WHAT IS BEING ASKED: Transcribe everything in the data word for word. Pictures are left out.

DATA ROWS:
• • • • • • •
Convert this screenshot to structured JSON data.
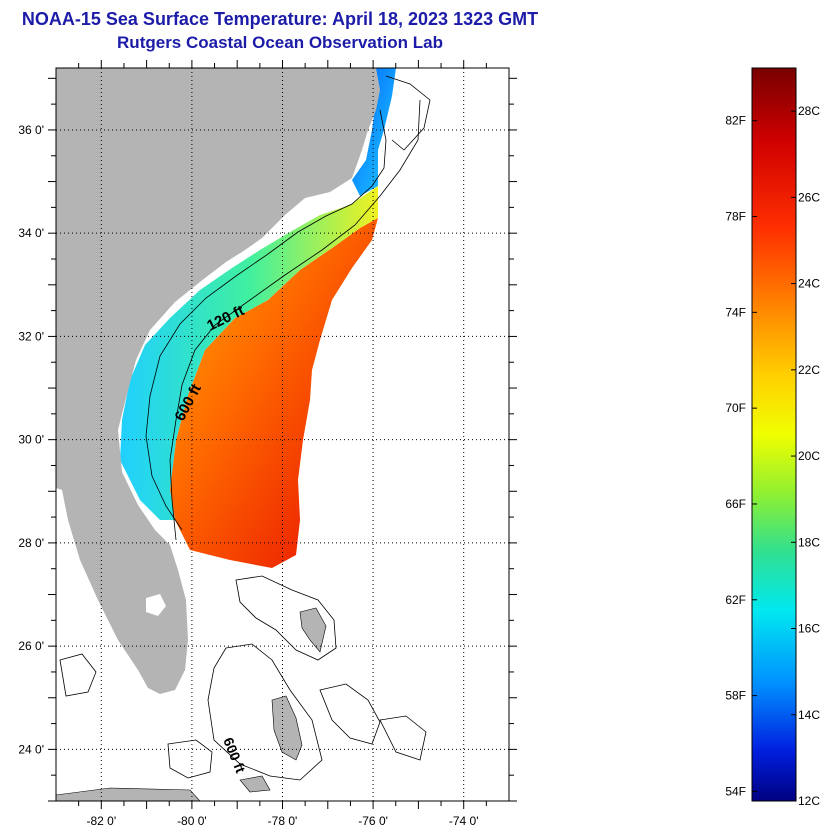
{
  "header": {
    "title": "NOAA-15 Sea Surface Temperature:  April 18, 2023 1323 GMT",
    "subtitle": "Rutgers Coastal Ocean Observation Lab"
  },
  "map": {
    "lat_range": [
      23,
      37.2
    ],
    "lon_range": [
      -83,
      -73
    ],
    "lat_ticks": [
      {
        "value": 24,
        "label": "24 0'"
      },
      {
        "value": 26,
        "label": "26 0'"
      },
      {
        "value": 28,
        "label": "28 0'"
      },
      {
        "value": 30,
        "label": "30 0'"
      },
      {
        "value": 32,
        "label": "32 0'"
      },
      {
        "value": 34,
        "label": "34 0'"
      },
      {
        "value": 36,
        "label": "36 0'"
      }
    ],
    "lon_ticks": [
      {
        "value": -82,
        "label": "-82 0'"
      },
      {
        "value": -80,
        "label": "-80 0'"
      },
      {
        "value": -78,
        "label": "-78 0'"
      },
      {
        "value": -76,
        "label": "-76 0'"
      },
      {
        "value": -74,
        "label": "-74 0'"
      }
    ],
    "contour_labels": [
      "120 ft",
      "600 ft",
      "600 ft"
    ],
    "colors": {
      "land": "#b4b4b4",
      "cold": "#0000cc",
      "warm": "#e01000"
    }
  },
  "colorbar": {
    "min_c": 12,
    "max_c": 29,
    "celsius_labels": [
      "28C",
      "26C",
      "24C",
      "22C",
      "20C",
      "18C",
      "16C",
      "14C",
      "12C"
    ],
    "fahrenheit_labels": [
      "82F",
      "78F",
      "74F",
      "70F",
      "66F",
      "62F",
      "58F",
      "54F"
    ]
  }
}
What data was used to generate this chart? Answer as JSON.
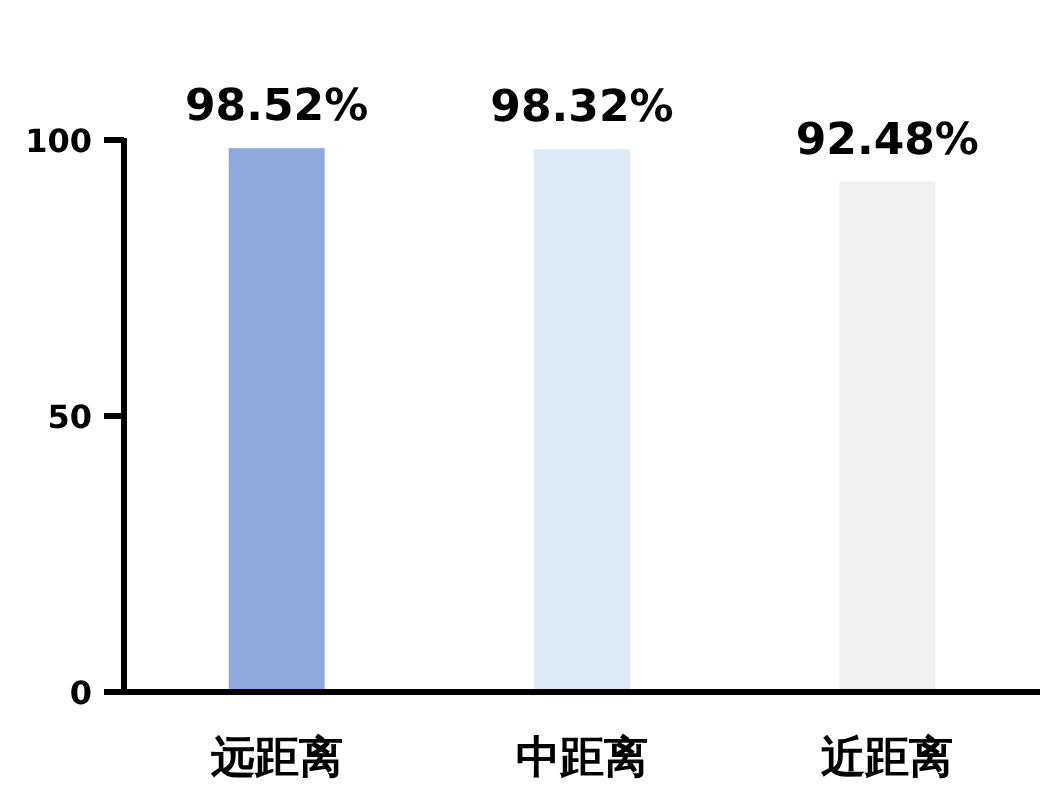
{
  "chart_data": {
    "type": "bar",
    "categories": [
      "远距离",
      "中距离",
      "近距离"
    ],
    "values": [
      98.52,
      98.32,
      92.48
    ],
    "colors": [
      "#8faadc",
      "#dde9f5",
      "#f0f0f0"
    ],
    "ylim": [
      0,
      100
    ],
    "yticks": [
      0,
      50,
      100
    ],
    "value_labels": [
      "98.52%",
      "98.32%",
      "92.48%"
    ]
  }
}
• • • • • • •
COMPLETE RESPONSE:
Convert this screenshot to structured JSON data.
{
  "header": {
    "title": "NOAA-15 Sea Surface Temperature:  April 18, 2023 1323 GMT",
    "subtitle": "Rutgers Coastal Ocean Observation Lab"
  },
  "map": {
    "lat_range": [
      23,
      37.2
    ],
    "lon_range": [
      -83,
      -73
    ],
    "lat_ticks": [
      {
        "value": 24,
        "label": "24 0'"
      },
      {
        "value": 26,
        "label": "26 0'"
      },
      {
        "value": 28,
        "label": "28 0'"
      },
      {
        "value": 30,
        "label": "30 0'"
      },
      {
        "value": 32,
        "label": "32 0'"
      },
      {
        "value": 34,
        "label": "34 0'"
      },
      {
        "value": 36,
        "label": "36 0'"
      }
    ],
    "lon_ticks": [
      {
        "value": -82,
        "label": "-82 0'"
      },
      {
        "value": -80,
        "label": "-80 0'"
      },
      {
        "value": -78,
        "label": "-78 0'"
      },
      {
        "value": -76,
        "label": "-76 0'"
      },
      {
        "value": -74,
        "label": "-74 0'"
      }
    ],
    "contour_labels": [
      "120 ft",
      "600 ft",
      "600 ft"
    ],
    "colors": {
      "land": "#b4b4b4",
      "cold": "#0000cc",
      "warm": "#e01000"
    }
  },
  "colorbar": {
    "min_c": 12,
    "max_c": 29,
    "celsius_labels": [
      "28C",
      "26C",
      "24C",
      "22C",
      "20C",
      "18C",
      "16C",
      "14C",
      "12C"
    ],
    "fahrenheit_labels": [
      "82F",
      "78F",
      "74F",
      "70F",
      "66F",
      "62F",
      "58F",
      "54F"
    ]
  }
}
What data was used to generate this chart? Answer as JSON.
{
  "chart_data": {
    "type": "bar",
    "categories": [
      "远距离",
      "中距离",
      "近距离"
    ],
    "values": [
      98.52,
      98.32,
      92.48
    ],
    "colors": [
      "#8faadc",
      "#dde9f5",
      "#f0f0f0"
    ],
    "ylim": [
      0,
      100
    ],
    "yticks": [
      0,
      50,
      100
    ],
    "value_labels": [
      "98.52%",
      "98.32%",
      "92.48%"
    ]
  }
}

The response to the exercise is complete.